(Dataset records)
------------------------------------------------------------

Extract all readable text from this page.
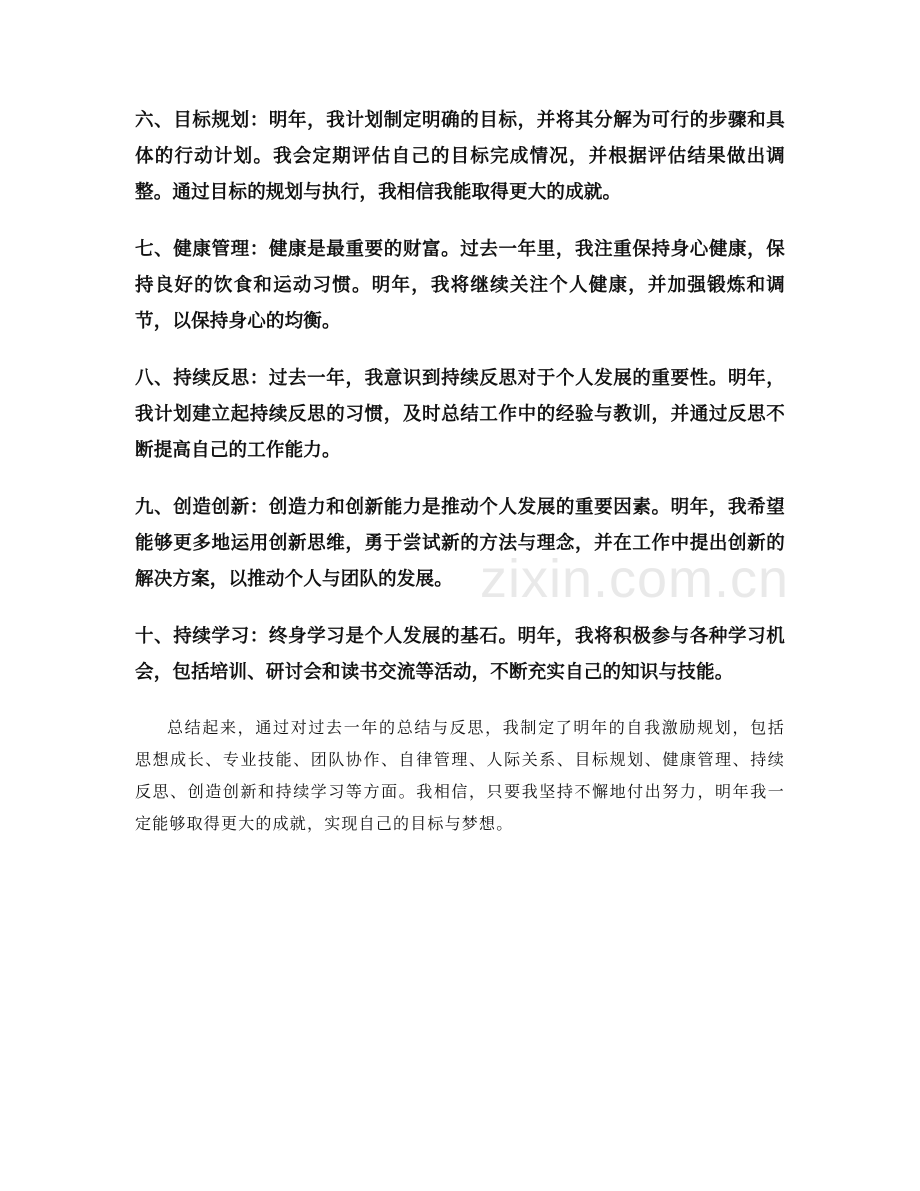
六、目标规划：明年，我计划制定明确的目标，并将其分解为可行的步骤和具体的行动计划。我会定期评估自己的目标完成情况，并根据评估结果做出调整。通过目标的规划与执行，我相信我能取得更大的成就。

七、健康管理：健康是最重要的财富。过去一年里，我注重保持身心健康，保持良好的饮食和运动习惯。明年，我将继续关注个人健康，并加强锻炼和调节，以保持身心的均衡。

八、持续反思：过去一年，我意识到持续反思对于个人发展的重要性。明年，我计划建立起持续反思的习惯，及时总结工作中的经验与教训，并通过反思不断提高自己的工作能力。

九、创造创新：创造力和创新能力是推动个人发展的重要因素。明年，我希望能够更多地运用创新思维，勇于尝试新的方法与理念，并在工作中提出创新的解决方案，以推动个人与团队的发展。

十、持续学习：终身学习是个人发展的基石。明年，我将积极参与各种学习机会，包括培训、研讨会和读书交流等活动，不断充实自己的知识与技能。

总结起来，通过对过去一年的总结与反思，我制定了明年的自我激励规划，包括思想成长、专业技能、团队协作、自律管理、人际关系、目标规划、健康管理、持续反思、创造创新和持续学习等方面。我相信，只要我坚持不懈地付出努力，明年我一定能够取得更大的成就，实现自己的目标与梦想。

zixin.com.cn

------------------------------------------------------------

_Given task_. Transcribe the preceding listing in its entirety and with exact wording, leaving out pictures.

_Full solution_.
Extract all readable text from this page.
六、目标规划：明年，我计划制定明确的目标，并将其分解为可行的步骤和具体的行动计划。我会定期评估自己的目标完成情况，并根据评估结果做出调整。通过目标的规划与执行，我相信我能取得更大的成就。

七、健康管理：健康是最重要的财富。过去一年里，我注重保持身心健康，保持良好的饮食和运动习惯。明年，我将继续关注个人健康，并加强锻炼和调节，以保持身心的均衡。

八、持续反思：过去一年，我意识到持续反思对于个人发展的重要性。明年，我计划建立起持续反思的习惯，及时总结工作中的经验与教训，并通过反思不断提高自己的工作能力。

九、创造创新：创造力和创新能力是推动个人发展的重要因素。明年，我希望能够更多地运用创新思维，勇于尝试新的方法与理念，并在工作中提出创新的解决方案，以推动个人与团队的发展。

十、持续学习：终身学习是个人发展的基石。明年，我将积极参与各种学习机会，包括培训、研讨会和读书交流等活动，不断充实自己的知识与技能。

总结起来，通过对过去一年的总结与反思，我制定了明年的自我激励规划，包括思想成长、专业技能、团队协作、自律管理、人际关系、目标规划、健康管理、持续反思、创造创新和持续学习等方面。我相信，只要我坚持不懈地付出努力，明年我一定能够取得更大的成就，实现自己的目标与梦想。

zixin.com.cn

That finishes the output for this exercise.